TASK DIRECTIONS
In the material below, find each line holding the string "hooldustöökotta" and copy it.

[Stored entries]

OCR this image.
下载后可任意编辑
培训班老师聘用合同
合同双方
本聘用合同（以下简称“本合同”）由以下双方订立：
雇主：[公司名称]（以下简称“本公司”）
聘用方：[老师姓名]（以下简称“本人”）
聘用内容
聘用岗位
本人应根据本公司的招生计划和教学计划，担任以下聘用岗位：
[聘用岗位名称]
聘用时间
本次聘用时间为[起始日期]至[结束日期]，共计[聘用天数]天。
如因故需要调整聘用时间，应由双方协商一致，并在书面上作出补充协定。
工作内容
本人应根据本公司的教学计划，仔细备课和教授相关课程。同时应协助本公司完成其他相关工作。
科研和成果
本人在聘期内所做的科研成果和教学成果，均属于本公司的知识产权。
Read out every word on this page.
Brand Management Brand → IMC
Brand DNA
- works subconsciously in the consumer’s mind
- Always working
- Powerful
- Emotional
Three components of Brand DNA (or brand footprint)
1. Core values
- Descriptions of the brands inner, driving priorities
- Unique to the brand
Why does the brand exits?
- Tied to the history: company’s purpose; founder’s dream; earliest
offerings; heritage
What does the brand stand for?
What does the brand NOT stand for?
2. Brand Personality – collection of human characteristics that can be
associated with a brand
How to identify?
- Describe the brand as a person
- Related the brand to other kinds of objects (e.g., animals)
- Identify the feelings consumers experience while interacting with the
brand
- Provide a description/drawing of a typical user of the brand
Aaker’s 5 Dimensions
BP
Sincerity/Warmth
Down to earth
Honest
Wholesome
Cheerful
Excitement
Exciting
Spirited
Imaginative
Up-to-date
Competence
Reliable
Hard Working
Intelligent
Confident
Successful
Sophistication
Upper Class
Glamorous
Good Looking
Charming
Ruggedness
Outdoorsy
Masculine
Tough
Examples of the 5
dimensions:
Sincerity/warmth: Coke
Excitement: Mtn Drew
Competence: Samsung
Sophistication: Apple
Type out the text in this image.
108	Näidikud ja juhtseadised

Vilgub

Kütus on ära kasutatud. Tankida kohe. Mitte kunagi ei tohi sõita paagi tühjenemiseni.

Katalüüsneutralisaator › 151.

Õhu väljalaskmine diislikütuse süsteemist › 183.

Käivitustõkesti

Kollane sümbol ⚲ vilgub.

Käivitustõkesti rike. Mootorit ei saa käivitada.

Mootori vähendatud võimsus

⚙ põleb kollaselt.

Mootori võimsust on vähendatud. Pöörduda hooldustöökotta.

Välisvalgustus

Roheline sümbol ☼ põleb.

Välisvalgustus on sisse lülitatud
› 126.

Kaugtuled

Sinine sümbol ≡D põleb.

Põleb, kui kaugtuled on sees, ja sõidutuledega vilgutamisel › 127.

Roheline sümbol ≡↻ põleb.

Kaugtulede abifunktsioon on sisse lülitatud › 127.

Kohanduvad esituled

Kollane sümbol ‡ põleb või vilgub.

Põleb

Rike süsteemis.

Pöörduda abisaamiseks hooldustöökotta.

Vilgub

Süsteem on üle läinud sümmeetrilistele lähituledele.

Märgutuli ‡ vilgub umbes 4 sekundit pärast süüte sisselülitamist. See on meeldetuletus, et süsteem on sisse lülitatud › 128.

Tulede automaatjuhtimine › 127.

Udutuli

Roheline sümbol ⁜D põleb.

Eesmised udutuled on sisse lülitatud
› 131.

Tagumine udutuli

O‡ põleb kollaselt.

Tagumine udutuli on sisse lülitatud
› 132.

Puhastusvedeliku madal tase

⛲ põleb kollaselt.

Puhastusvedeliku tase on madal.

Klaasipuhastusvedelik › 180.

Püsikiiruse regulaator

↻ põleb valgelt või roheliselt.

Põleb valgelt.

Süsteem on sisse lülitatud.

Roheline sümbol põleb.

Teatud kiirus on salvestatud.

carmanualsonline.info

CORRECT RESPONSE
Mootori võimsust on vähendatud. Pöörduda hooldustöökotta.
Pöörduda abisaamiseks hooldustöökotta.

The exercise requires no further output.